** AIM **
Count every line that has the word "heading" in it; give no more than the number.

___ EXERCISE INPUTS ___

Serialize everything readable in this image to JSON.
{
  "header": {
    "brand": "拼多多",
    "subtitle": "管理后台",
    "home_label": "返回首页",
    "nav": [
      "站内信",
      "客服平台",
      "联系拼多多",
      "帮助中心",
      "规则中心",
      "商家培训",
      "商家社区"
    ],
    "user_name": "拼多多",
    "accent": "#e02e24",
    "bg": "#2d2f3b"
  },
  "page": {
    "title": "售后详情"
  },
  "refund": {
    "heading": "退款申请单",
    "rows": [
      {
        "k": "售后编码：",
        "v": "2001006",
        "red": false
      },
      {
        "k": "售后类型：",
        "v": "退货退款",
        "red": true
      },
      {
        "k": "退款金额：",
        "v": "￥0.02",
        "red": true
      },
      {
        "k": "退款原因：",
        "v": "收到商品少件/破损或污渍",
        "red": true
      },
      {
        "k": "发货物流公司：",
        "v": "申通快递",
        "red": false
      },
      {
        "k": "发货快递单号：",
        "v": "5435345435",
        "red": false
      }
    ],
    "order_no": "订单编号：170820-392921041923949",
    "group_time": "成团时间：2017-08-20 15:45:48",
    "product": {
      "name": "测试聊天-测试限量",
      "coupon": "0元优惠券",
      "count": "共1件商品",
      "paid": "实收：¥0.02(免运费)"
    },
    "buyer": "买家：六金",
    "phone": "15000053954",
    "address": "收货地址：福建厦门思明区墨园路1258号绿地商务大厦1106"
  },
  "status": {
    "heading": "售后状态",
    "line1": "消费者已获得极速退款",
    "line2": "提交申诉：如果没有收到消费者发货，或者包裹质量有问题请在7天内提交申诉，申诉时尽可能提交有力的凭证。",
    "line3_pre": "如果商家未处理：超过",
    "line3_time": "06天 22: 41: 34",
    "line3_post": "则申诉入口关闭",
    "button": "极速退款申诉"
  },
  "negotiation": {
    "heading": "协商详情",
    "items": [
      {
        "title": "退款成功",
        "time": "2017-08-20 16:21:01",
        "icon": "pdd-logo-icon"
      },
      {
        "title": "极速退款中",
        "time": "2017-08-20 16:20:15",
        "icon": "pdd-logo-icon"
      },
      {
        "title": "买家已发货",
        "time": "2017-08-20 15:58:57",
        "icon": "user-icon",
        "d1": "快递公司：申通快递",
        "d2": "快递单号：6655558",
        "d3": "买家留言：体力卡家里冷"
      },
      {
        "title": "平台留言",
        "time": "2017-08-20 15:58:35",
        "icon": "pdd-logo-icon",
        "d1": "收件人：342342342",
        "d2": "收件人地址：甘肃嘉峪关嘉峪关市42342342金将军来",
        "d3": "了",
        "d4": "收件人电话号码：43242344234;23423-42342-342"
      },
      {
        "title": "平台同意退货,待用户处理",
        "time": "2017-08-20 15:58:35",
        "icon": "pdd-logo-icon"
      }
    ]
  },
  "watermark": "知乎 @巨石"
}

___

** TASK RESULT **
3